Look for the word "title" in the entries below, then copy every line that has it.
##############################
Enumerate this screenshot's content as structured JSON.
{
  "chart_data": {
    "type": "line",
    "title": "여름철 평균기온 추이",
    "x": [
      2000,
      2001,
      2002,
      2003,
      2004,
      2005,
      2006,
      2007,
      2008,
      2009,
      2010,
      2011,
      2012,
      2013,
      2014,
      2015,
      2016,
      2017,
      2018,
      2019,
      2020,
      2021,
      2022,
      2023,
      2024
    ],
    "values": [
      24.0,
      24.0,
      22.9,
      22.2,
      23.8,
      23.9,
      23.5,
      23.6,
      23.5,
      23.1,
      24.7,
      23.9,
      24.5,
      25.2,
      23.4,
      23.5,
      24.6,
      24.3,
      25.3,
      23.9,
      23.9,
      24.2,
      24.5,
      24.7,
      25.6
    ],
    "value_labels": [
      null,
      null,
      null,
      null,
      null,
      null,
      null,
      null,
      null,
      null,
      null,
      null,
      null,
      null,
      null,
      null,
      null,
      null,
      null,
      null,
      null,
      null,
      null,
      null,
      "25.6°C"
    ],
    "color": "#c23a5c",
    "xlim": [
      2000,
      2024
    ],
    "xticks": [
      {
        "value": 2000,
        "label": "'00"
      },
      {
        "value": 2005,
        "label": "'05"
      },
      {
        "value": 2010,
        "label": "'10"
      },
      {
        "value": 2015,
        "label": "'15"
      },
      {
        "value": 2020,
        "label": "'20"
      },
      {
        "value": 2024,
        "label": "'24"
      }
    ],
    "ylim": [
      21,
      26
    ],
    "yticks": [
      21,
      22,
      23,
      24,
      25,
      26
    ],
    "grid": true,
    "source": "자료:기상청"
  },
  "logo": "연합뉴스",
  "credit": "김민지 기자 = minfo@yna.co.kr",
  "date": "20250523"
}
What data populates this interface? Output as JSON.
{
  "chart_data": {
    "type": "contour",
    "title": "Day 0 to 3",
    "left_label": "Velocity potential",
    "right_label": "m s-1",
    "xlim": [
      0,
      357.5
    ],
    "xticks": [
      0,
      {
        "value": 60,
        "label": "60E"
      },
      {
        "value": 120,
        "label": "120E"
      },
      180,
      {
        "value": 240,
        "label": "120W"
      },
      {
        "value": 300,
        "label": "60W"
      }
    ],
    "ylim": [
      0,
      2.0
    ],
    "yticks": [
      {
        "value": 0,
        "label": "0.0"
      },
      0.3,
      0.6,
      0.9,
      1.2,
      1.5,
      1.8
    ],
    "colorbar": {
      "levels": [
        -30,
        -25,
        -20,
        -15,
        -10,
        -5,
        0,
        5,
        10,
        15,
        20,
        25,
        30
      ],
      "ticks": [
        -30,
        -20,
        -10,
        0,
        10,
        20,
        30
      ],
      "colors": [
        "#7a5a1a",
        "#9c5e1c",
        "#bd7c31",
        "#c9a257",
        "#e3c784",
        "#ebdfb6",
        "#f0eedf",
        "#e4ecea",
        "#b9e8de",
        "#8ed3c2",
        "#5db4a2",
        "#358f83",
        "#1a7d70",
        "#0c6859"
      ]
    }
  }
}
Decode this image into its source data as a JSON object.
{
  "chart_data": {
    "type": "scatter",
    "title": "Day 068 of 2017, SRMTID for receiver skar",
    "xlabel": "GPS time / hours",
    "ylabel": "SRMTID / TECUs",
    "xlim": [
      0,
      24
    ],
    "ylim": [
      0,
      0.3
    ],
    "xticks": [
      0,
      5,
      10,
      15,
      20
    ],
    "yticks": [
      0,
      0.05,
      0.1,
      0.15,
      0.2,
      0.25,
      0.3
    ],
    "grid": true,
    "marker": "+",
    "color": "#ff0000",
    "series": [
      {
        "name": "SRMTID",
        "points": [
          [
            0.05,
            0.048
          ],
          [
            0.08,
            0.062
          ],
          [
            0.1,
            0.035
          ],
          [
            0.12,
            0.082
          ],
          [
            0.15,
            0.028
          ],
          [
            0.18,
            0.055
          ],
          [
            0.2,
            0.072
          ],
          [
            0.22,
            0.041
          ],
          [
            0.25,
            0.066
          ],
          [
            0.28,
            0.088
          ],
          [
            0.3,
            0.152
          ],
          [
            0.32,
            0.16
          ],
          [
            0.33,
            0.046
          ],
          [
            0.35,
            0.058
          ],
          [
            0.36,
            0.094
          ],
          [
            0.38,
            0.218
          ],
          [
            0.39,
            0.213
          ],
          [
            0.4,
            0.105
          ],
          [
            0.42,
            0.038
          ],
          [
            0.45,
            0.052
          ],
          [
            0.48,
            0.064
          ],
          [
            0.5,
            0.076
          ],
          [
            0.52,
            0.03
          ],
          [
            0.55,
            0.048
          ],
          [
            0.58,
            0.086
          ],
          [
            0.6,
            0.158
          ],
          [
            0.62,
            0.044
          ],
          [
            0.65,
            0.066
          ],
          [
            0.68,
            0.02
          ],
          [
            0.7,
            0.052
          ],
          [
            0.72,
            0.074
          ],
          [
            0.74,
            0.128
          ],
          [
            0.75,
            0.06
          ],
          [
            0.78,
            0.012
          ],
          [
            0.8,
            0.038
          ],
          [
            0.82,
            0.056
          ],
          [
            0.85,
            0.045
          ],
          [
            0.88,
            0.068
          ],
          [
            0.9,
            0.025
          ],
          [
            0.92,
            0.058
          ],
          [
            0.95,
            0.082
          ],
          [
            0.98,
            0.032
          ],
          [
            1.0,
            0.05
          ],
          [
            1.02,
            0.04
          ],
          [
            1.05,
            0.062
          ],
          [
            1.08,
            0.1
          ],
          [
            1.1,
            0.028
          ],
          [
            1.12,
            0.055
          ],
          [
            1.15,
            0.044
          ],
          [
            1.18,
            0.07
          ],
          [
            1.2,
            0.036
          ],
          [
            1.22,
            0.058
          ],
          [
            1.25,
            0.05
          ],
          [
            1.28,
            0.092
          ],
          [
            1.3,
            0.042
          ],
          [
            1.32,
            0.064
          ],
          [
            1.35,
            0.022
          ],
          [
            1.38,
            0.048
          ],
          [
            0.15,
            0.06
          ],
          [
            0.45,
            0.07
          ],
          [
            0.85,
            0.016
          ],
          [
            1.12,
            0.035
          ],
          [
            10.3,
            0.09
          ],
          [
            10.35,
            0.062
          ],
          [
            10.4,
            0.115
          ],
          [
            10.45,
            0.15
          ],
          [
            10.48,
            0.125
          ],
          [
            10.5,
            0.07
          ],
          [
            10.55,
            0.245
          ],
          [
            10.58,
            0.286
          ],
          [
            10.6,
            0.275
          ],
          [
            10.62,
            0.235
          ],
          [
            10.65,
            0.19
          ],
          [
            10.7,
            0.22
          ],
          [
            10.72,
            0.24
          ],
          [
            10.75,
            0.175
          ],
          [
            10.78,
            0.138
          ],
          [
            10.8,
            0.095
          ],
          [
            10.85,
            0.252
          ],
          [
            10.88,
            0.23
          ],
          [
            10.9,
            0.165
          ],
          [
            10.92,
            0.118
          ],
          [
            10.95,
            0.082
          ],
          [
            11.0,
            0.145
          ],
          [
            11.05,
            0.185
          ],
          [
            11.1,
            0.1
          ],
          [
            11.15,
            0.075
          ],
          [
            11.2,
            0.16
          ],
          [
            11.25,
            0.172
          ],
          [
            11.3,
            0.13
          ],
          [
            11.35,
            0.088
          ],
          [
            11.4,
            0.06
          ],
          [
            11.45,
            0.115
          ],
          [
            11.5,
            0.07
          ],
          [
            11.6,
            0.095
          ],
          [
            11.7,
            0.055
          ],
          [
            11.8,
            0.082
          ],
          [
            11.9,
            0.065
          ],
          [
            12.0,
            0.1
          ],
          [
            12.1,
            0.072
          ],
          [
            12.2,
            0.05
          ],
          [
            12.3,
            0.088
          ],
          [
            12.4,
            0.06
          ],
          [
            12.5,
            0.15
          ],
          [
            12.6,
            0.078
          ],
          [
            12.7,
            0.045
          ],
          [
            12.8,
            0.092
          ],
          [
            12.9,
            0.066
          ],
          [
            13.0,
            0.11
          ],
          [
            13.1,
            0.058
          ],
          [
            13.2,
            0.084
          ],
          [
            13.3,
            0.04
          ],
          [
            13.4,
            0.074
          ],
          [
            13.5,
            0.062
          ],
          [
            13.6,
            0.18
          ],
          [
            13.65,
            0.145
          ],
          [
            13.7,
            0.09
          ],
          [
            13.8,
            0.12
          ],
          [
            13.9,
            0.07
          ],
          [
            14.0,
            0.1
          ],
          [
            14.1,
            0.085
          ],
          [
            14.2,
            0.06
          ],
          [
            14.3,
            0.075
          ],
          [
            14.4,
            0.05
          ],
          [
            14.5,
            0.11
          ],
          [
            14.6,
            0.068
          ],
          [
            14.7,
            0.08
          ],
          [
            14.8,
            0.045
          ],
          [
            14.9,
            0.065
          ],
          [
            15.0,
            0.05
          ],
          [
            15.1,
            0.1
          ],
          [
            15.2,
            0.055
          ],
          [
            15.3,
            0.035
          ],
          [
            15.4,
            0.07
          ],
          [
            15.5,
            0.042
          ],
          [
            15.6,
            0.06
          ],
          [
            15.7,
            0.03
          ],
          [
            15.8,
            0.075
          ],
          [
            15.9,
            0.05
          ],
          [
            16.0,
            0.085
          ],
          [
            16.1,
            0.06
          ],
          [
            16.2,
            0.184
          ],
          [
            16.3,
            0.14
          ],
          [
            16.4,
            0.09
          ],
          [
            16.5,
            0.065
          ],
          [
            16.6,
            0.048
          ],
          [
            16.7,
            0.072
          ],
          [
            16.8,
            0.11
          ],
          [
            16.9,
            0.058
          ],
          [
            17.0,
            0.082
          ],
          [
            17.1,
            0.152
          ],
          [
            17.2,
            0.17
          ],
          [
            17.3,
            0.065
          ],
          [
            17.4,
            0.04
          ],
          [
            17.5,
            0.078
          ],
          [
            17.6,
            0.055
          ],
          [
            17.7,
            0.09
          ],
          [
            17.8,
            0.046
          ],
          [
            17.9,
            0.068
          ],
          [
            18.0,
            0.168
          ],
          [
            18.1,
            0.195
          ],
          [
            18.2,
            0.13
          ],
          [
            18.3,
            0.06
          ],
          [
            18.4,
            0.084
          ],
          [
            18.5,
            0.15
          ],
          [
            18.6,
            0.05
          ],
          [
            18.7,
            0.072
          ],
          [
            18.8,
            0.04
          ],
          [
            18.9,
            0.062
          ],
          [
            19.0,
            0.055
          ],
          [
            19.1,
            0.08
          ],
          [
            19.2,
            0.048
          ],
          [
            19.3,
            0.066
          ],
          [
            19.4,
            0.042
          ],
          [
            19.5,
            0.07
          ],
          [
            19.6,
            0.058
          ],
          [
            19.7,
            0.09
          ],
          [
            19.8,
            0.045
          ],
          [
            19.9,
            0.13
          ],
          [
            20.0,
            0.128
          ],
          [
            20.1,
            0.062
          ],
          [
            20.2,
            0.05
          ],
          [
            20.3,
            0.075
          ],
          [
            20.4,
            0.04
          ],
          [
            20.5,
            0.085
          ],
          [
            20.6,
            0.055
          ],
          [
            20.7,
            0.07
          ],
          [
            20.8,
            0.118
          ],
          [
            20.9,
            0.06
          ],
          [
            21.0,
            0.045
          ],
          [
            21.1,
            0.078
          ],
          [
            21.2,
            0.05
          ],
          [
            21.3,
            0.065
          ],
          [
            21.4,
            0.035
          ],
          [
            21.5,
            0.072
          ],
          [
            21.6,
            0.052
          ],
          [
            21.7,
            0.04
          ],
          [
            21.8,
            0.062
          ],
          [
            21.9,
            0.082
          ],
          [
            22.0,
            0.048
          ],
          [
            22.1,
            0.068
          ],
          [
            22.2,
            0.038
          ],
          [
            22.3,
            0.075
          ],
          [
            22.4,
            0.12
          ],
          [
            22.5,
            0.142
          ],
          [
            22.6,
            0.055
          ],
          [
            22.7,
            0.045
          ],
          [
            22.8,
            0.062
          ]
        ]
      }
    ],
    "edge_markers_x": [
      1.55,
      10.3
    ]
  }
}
##############################
Exercise result –
    "title": "여름철 평균기온 추이",
    "title": "Day 0 to 3",
    "title": "Day 068 of 2017, SRMTID for receiver skar",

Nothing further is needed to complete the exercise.